- **INSTRUCTION**:
Identify the lines that contain the string "JSON" and copy all of them.

[Start RECORD EXTRACTS]

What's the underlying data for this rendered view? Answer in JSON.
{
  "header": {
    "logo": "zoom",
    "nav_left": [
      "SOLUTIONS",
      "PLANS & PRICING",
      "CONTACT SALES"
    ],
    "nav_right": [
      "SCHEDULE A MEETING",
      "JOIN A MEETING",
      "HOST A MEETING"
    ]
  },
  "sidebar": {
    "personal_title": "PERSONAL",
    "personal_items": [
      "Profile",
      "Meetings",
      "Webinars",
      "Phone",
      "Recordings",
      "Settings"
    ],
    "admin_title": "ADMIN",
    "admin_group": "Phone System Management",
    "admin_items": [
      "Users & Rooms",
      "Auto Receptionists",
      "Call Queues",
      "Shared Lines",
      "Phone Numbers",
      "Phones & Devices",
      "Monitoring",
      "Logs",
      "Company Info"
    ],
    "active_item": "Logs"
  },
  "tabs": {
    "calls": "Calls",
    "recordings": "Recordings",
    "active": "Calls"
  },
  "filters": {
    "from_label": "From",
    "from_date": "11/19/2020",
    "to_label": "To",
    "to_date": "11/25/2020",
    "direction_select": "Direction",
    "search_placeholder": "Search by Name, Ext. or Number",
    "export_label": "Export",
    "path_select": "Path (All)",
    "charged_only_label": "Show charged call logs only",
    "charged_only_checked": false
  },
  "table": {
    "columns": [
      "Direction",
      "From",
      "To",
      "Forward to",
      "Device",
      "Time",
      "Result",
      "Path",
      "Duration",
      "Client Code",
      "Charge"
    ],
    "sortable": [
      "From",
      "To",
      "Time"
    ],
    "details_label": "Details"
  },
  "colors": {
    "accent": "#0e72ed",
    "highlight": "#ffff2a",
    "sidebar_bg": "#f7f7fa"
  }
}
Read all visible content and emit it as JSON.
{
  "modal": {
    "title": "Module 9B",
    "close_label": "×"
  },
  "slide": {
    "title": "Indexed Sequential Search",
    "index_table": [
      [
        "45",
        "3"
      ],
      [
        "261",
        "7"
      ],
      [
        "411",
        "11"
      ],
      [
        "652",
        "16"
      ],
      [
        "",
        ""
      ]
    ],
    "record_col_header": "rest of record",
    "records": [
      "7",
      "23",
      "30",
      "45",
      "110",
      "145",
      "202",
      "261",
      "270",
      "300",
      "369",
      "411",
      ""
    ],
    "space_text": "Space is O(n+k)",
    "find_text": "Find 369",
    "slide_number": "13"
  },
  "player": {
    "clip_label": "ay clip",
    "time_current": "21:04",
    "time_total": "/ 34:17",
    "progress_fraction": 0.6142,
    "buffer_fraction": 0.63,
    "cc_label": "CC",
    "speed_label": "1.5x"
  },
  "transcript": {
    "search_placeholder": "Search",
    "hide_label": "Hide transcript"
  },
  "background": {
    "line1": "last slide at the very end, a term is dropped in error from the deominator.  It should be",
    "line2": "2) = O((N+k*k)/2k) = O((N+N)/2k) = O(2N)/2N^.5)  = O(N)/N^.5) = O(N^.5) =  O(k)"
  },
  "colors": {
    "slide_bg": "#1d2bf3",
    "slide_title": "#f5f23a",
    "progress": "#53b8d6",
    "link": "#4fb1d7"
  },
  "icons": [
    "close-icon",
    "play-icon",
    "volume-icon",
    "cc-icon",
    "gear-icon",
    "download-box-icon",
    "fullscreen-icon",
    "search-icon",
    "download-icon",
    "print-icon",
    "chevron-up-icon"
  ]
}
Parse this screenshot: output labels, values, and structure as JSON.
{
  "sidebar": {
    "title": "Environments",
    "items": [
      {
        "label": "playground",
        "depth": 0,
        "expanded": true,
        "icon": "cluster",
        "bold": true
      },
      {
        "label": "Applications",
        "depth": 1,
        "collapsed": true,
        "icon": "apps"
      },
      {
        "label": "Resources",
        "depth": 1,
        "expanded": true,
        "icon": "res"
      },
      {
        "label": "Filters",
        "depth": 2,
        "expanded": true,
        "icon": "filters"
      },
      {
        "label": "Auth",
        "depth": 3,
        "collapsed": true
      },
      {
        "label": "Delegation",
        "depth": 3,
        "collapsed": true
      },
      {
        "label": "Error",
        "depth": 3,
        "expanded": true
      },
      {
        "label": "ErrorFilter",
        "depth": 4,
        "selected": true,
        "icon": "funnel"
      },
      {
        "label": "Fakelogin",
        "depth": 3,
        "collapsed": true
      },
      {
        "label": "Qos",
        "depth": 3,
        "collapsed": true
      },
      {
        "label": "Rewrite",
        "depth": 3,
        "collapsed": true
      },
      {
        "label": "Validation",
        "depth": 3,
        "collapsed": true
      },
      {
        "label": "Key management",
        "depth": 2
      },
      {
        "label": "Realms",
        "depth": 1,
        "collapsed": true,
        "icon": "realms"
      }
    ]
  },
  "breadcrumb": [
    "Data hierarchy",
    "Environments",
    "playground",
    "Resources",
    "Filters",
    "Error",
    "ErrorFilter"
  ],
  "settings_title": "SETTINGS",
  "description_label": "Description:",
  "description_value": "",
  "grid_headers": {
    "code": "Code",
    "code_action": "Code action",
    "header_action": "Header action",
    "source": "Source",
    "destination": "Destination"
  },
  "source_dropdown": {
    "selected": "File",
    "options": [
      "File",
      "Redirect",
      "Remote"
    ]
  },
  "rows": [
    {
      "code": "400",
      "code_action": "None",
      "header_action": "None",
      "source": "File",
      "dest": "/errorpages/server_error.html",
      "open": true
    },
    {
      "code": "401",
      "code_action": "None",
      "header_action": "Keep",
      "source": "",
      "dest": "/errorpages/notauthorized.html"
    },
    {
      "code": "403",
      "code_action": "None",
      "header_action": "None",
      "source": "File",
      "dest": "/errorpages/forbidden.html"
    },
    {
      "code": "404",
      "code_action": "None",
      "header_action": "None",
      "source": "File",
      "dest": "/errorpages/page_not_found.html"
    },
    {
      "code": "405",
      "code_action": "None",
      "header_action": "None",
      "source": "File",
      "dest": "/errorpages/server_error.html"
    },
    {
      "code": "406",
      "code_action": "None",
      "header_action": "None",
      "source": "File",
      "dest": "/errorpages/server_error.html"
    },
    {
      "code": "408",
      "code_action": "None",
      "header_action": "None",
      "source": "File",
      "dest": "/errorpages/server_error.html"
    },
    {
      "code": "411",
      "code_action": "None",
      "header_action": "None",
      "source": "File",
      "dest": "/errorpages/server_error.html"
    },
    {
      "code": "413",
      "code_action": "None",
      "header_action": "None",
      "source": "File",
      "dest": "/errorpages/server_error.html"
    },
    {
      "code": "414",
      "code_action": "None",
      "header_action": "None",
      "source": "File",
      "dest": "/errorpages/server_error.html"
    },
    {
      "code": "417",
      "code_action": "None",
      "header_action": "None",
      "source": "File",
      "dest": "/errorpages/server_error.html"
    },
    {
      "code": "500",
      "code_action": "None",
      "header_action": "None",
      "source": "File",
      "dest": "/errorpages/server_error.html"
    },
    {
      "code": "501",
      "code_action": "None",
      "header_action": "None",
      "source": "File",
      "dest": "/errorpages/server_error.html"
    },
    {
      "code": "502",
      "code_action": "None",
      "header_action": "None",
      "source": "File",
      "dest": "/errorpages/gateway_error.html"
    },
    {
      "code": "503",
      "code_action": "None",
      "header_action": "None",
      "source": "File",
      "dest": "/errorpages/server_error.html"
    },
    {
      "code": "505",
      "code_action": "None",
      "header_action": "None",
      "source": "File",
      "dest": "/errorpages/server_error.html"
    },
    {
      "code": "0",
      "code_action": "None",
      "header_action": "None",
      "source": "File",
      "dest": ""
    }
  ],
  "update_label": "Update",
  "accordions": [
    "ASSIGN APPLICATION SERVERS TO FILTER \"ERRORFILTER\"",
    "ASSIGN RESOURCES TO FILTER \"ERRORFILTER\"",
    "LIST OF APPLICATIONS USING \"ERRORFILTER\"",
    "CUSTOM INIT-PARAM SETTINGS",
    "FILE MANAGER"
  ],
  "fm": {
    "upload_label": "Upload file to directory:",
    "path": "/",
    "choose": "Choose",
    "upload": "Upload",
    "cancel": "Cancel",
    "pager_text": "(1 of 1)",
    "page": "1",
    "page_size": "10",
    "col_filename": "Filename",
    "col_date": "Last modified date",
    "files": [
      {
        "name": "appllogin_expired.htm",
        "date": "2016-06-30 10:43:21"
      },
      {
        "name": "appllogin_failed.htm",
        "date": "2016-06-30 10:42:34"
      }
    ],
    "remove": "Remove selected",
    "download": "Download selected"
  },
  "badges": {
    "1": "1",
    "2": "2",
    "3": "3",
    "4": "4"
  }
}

[End RECORD EXTRACTS]

- **RESULT**:
What's the underlying data for this rendered view? Answer in JSON.
Read all visible content and emit it as JSON.
Parse this screenshot: output labels, values, and structure as JSON.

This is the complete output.